◆ **Task description**
Say how many lines contain the word "sorgen". Only the number should be given.

◆ **Provided records**

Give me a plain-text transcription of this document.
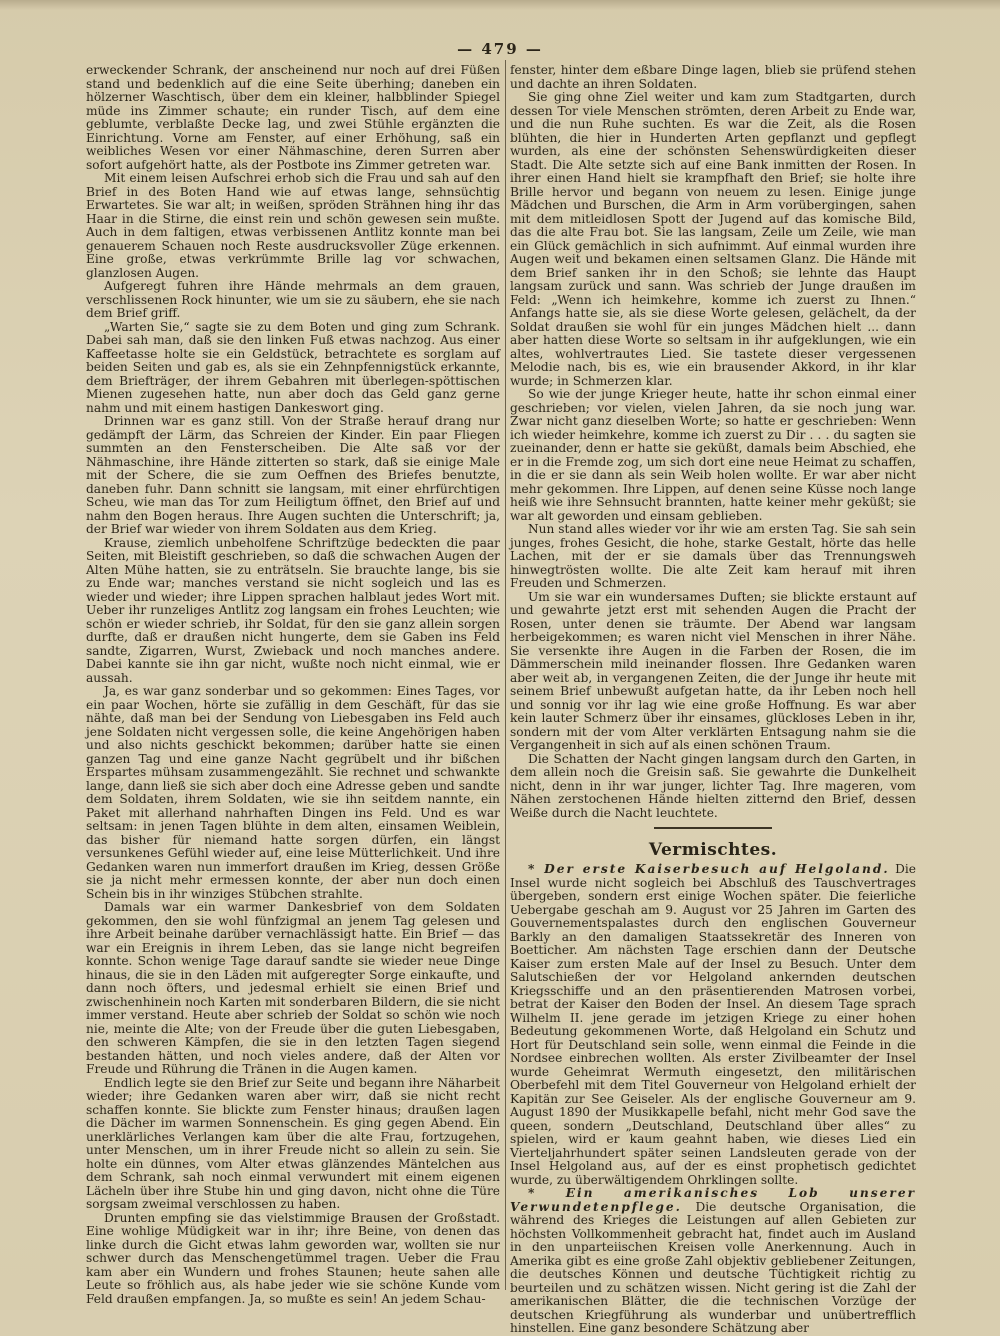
— 479 —

erweckender Schrank, der anscheinend nur noch auf drei Füßen stand und bedenklich auf die eine Seite überhing; daneben ein hölzerner Waschtisch, über dem ein kleiner, halbblinder Spiegel müde ins Zimmer schaute; ein runder Tisch, auf dem eine geblumte, verblaßte Decke lag, und zwei Stühle ergänzten die Einrichtung. Vorne am Fenster, auf einer Erhöhung, saß ein weibliches Wesen vor einer Nähmaschine, deren Surren aber sofort aufgehört hatte, als der Postbote ins Zimmer getreten war.

Mit einem leisen Aufschrei erhob sich die Frau und sah auf den Brief in des Boten Hand wie auf etwas lange, sehnsüchtig Erwartetes. Sie war alt; in weißen, spröden Strähnen hing ihr das Haar in die Stirne, die einst rein und schön gewesen sein mußte. Auch in dem faltigen, etwas verbissenen Antlitz konnte man bei genauerem Schauen noch Reste ausdrucksvoller Züge erkennen. Eine große, etwas verkrümmte Brille lag vor schwachen, glanzlosen Augen.

Aufgeregt fuhren ihre Hände mehrmals an dem grauen, verschlissenen Rock hinunter, wie um sie zu säubern, ehe sie nach dem Brief griff.

„Warten Sie,“ sagte sie zu dem Boten und ging zum Schrank. Dabei sah man, daß sie den linken Fuß etwas nachzog. Aus einer Kaffeetasse holte sie ein Geldstück, betrachtete es sorglam auf beiden Seiten und gab es, als sie ein Zehnpfennigstück erkannte, dem Briefträger, der ihrem Gebahren mit überlegen-spöttischen Mienen zugesehen hatte, nun aber doch das Geld ganz gerne nahm und mit einem hastigen Dankeswort ging.

Drinnen war es ganz still. Von der Straße herauf drang nur gedämpft der Lärm, das Schreien der Kinder. Ein paar Fliegen summten an den Fensterscheiben. Die Alte saß vor der Nähmaschine, ihre Hände zitterten so stark, daß sie einige Male mit der Schere, die sie zum Oeffnen des Briefes benutzte, daneben fuhr. Dann schnitt sie langsam, mit einer ehrfürchtigen Scheu, wie man das Tor zum Heiligtum öffnet, den Brief auf und nahm den Bogen heraus. Ihre Augen suchten die Unterschrift; ja, der Brief war wieder von ihrem Soldaten aus dem Krieg.

Krause, ziemlich unbeholfene Schriftzüge bedeckten die paar Seiten, mit Bleistift geschrieben, so daß die schwachen Augen der Alten Mühe hatten, sie zu enträtseln. Sie brauchte lange, bis sie zu Ende war; manches verstand sie nicht sogleich und las es wieder und wieder; ihre Lippen sprachen halblaut jedes Wort mit. Ueber ihr runzeliges Antlitz zog langsam ein frohes Leuchten; wie schön er wieder schrieb, ihr Soldat, für den sie ganz allein sorgen durfte, daß er draußen nicht hungerte, dem sie Gaben ins Feld sandte, Zigarren, Wurst, Zwieback und noch manches andere. Dabei kannte sie ihn gar nicht, wußte noch nicht einmal, wie er aussah.

Ja, es war ganz sonderbar und so gekommen: Eines Tages, vor ein paar Wochen, hörte sie zufällig in dem Geschäft, für das sie nähte, daß man bei der Sendung von Liebesgaben ins Feld auch jene Soldaten nicht vergessen solle, die keine Angehörigen haben und also nichts geschickt bekommen; darüber hatte sie einen ganzen Tag und eine ganze Nacht gegrübelt und ihr bißchen Erspartes mühsam zusammengezählt. Sie rechnet und schwankte lange, dann ließ sie sich aber doch eine Adresse geben und sandte dem Soldaten, ihrem Soldaten, wie sie ihn seitdem nannte, ein Paket mit allerhand nahrhaften Dingen ins Feld. Und es war seltsam: in jenen Tagen blühte in dem alten, einsamen Weiblein, das bisher für niemand hatte sorgen dürfen, ein längst versunkenes Gefühl wieder auf, eine leise Mütterlichkeit. Und ihre Gedanken waren nun immerfort draußen im Krieg, dessen Größe sie ja nicht mehr ermessen konnte, der aber nun doch einen Schein bis in ihr winziges Stübchen strahlte.

Damals war ein warmer Dankesbrief von dem Soldaten gekommen, den sie wohl fünfzigmal an jenem Tag gelesen und ihre Arbeit beinahe darüber vernachlässigt hatte. Ein Brief — das war ein Ereignis in ihrem Leben, das sie lange nicht begreifen konnte. Schon wenige Tage darauf sandte sie wieder neue Dinge hinaus, die sie in den Läden mit aufgeregter Sorge einkaufte, und dann noch öfters, und jedesmal erhielt sie einen Brief und zwischenhinein noch Karten mit sonderbaren Bildern, die sie nicht immer verstand. Heute aber schrieb der Soldat so schön wie noch nie, meinte die Alte; von der Freude über die guten Liebesgaben, den schweren Kämpfen, die sie in den letzten Tagen siegend bestanden hätten, und noch vieles andere, daß der Alten vor Freude und Rührung die Tränen in die Augen kamen.

Endlich legte sie den Brief zur Seite und begann ihre Näharbeit wieder; ihre Gedanken waren aber wirr, daß sie nicht recht schaffen konnte. Sie blickte zum Fenster hinaus; draußen lagen die Dächer im warmen Sonnenschein. Es ging gegen Abend. Ein unerklärliches Verlangen kam über die alte Frau, fortzugehen, unter Menschen, um in ihrer Freude nicht so allein zu sein. Sie holte ein dünnes, vom Alter etwas glänzendes Mäntelchen aus dem Schrank, sah noch einmal verwundert mit einem eigenen Lächeln über ihre Stube hin und ging davon, nicht ohne die Türe sorgsam zweimal verschlossen zu haben.

Drunten empfing sie das vielstimmige Brausen der Großstadt. Eine wohlige Müdigkeit war in ihr; ihre Beine, von denen das linke durch die Gicht etwas lahm geworden war, wollten sie nur schwer durch das Menschengetümmel tragen. Ueber die Frau kam aber ein Wundern und frohes Staunen; heute sahen alle Leute so fröhlich aus, als habe jeder wie sie schöne Kunde vom Feld draußen empfangen. Ja, so mußte es sein! An jedem Schau-

fenster, hinter dem eßbare Dinge lagen, blieb sie prüfend stehen und dachte an ihren Soldaten.

Sie ging ohne Ziel weiter und kam zum Stadtgarten, durch dessen Tor viele Menschen strömten, deren Arbeit zu Ende war, und die nun Ruhe suchten. Es war die Zeit, als die Rosen blühten, die hier in Hunderten Arten gepflanzt und gepflegt wurden, als eine der schönsten Sehenswürdigkeiten dieser Stadt. Die Alte setzte sich auf eine Bank inmitten der Rosen. In ihrer einen Hand hielt sie krampfhaft den Brief; sie holte ihre Brille hervor und begann von neuem zu lesen. Einige junge Mädchen und Burschen, die Arm in Arm vorübergingen, sahen mit dem mitleidlosen Spott der Jugend auf das komische Bild, das die alte Frau bot. Sie las langsam, Zeile um Zeile, wie man ein Glück gemächlich in sich aufnimmt. Auf einmal wurden ihre Augen weit und bekamen einen seltsamen Glanz. Die Hände mit dem Brief sanken ihr in den Schoß; sie lehnte das Haupt langsam zurück und sann. Was schrieb der Junge draußen im Feld: „Wenn ich heimkehre, komme ich zuerst zu Ihnen.“ Anfangs hatte sie, als sie diese Worte gelesen, gelächelt, da der Soldat draußen sie wohl für ein junges Mädchen hielt ... dann aber hatten diese Worte so seltsam in ihr aufgeklungen, wie ein altes, wohlvertrautes Lied. Sie tastete dieser vergessenen Melodie nach, bis es, wie ein brausender Akkord, in ihr klar wurde; in Schmerzen klar.

So wie der junge Krieger heute, hatte ihr schon einmal einer geschrieben; vor vielen, vielen Jahren, da sie noch jung war. Zwar nicht ganz dieselben Worte; so hatte er geschrieben: Wenn ich wieder heimkehre, komme ich zuerst zu Dir . . . du sagten sie zueinander, denn er hatte sie geküßt, damals beim Abschied, ehe er in die Fremde zog, um sich dort eine neue Heimat zu schaffen, in die er sie dann als sein Weib holen wollte. Er war aber nicht mehr gekommen. Ihre Lippen, auf denen seine Küsse noch lange heiß wie ihre Sehnsucht brannten, hatte keiner mehr geküßt; sie war alt geworden und einsam geblieben.

Nun stand alles wieder vor ihr wie am ersten Tag. Sie sah sein junges, frohes Gesicht, die hohe, starke Gestalt, hörte das helle Lachen, mit der er sie damals über das Trennungsweh hinwegtrösten wollte. Die alte Zeit kam herauf mit ihren Freuden und Schmerzen.

Um sie war ein wundersames Duften; sie blickte erstaunt auf und gewahrte jetzt erst mit sehenden Augen die Pracht der Rosen, unter denen sie träumte. Der Abend war langsam herbeigekommen; es waren nicht viel Menschen in ihrer Nähe. Sie versenkte ihre Augen in die Farben der Rosen, die im Dämmerschein mild ineinander flossen. Ihre Gedanken waren aber weit ab, in vergangenen Zeiten, die der Junge ihr heute mit seinem Brief unbewußt aufgetan hatte, da ihr Leben noch hell und sonnig vor ihr lag wie eine große Hoffnung. Es war aber kein lauter Schmerz über ihr einsames, glückloses Leben in ihr, sondern mit der vom Alter verklärten Entsagung nahm sie die Vergangenheit in sich auf als einen schönen Traum.

Die Schatten der Nacht gingen langsam durch den Garten, in dem allein noch die Greisin saß. Sie gewahrte die Dunkelheit nicht, denn in ihr war junger, lichter Tag. Ihre mageren, vom Nähen zerstochenen Hände hielten zitternd den Brief, dessen Weiße durch die Nacht leuchtete.

Vermischtes.

* Der erste Kaiserbesuch auf Helgoland. Die Insel wurde nicht sogleich bei Abschluß des Tauschvertrages übergeben, sondern erst einige Wochen später. Die feierliche Uebergabe geschah am 9. August vor 25 Jahren im Garten des Gouvernementspalastes durch den englischen Gouverneur Barkly an den damaligen Staatssekretär des Inneren von Boetticher. Am nächsten Tage erschien dann der Deutsche Kaiser zum ersten Male auf der Insel zu Besuch. Unter dem Salutschießen der vor Helgoland ankernden deutschen Kriegsschiffe und an den präsentierenden Matrosen vorbei, betrat der Kaiser den Boden der Insel. An diesem Tage sprach Wilhelm II. jene gerade im jetzigen Kriege zu einer hohen Bedeutung gekommenen Worte, daß Helgoland ein Schutz und Hort für Deutschland sein solle, wenn einmal die Feinde in die Nordsee einbrechen wollten. Als erster Zivilbeamter der Insel wurde Geheimrat Wermuth eingesetzt, den militärischen Oberbefehl mit dem Titel Gouverneur von Helgoland erhielt der Kapitän zur See Geiseler. Als der englische Gouverneur am 9. August 1890 der Musikkapelle befahl, nicht mehr God save the queen, sondern „Deutschland, Deutschland über alles“ zu spielen, wird er kaum geahnt haben, wie dieses Lied ein Vierteljahrhundert später seinen Landsleuten gerade von der Insel Helgoland aus, auf der es einst prophetisch gedichtet wurde, zu überwältigendem Ohrklingen sollte.

* Ein amerikanisches Lob unserer Verwundetenpflege. Die deutsche Organisation, die während des Krieges die Leistungen auf allen Gebieten zur höchsten Vollkommenheit gebracht hat, findet auch im Ausland in den unparteiischen Kreisen volle Anerkennung. Auch in Amerika gibt es eine große Zahl objektiv gebliebener Zeitungen, die deutsches Können und deutsche Tüchtigkeit richtig zu beurteilen und zu schätzen wissen. Nicht gering ist die Zahl der amerikanischen Blätter, die die technischen Vorzüge der deutschen Kriegführung als wunderbar und unübertrefflich hinstellen. Eine ganz besondere Schätzung aber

◆ **The completed task**
2